**PROMPT**
Leave out the pictures and copy everything else below exactly.

[Rows from a figure dataset]
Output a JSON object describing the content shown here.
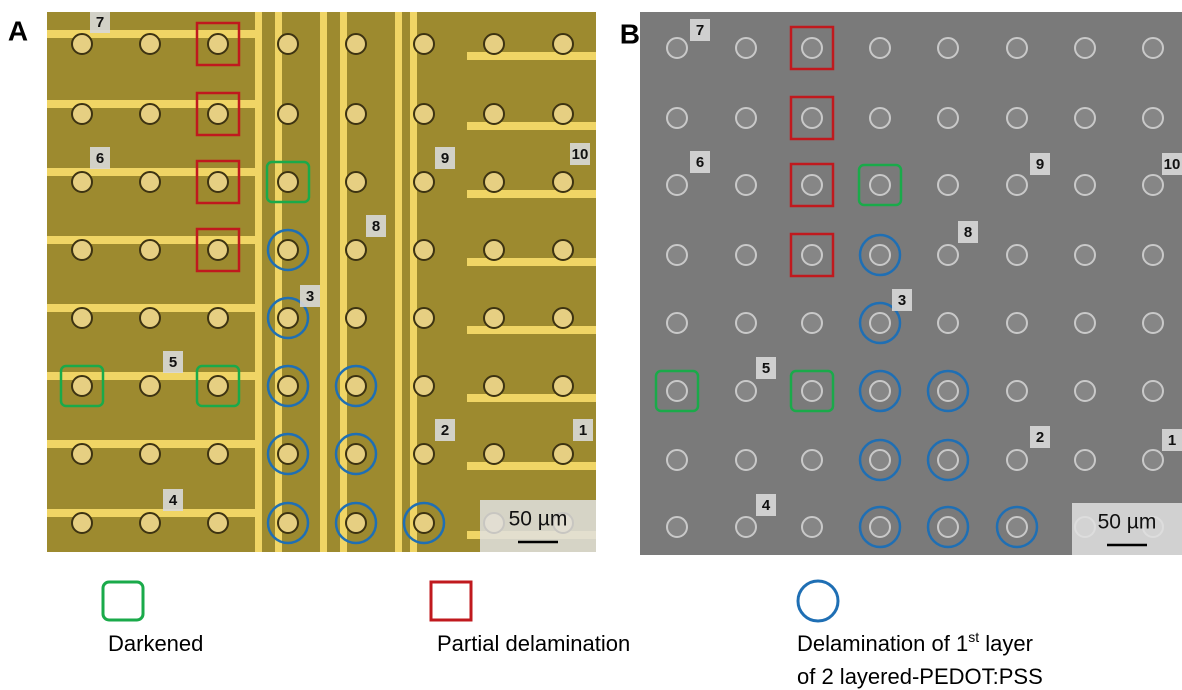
{
  "panels": [
    {
      "label": "A",
      "site_labels": [
        "7",
        "6",
        "9",
        "10",
        "8",
        "3",
        "5",
        "2",
        "1",
        "4"
      ],
      "scale_bar": "50 µm"
    },
    {
      "label": "B",
      "site_labels": [
        "7",
        "6",
        "9",
        "10",
        "8",
        "3",
        "5",
        "2",
        "1",
        "4"
      ],
      "scale_bar": "50 µm"
    }
  ],
  "legend": {
    "darkened": "Darkened",
    "partial": "Partial delamination",
    "first_layer": {
      "before": "Delamination of 1",
      "sup": "st",
      "after": " layer",
      "line2": "of 2 layered-PEDOT:PSS"
    }
  }
}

**FINAL RESULT**
Output a JSON object describing the content shown here.
{
  "panels": [
    {
      "label": "A",
      "site_labels": [
        "7",
        "6",
        "9",
        "10",
        "8",
        "3",
        "5",
        "2",
        "1",
        "4"
      ],
      "scale_bar": "50 µm"
    },
    {
      "label": "B",
      "site_labels": [
        "7",
        "6",
        "9",
        "10",
        "8",
        "3",
        "5",
        "2",
        "1",
        "4"
      ],
      "scale_bar": "50 µm"
    }
  ],
  "legend": {
    "darkened": "Darkened",
    "partial": "Partial delamination",
    "first_layer": {
      "before": "Delamination of 1",
      "sup": "st",
      "after": " layer",
      "line2": "of 2 layered-PEDOT:PSS"
    }
  }
}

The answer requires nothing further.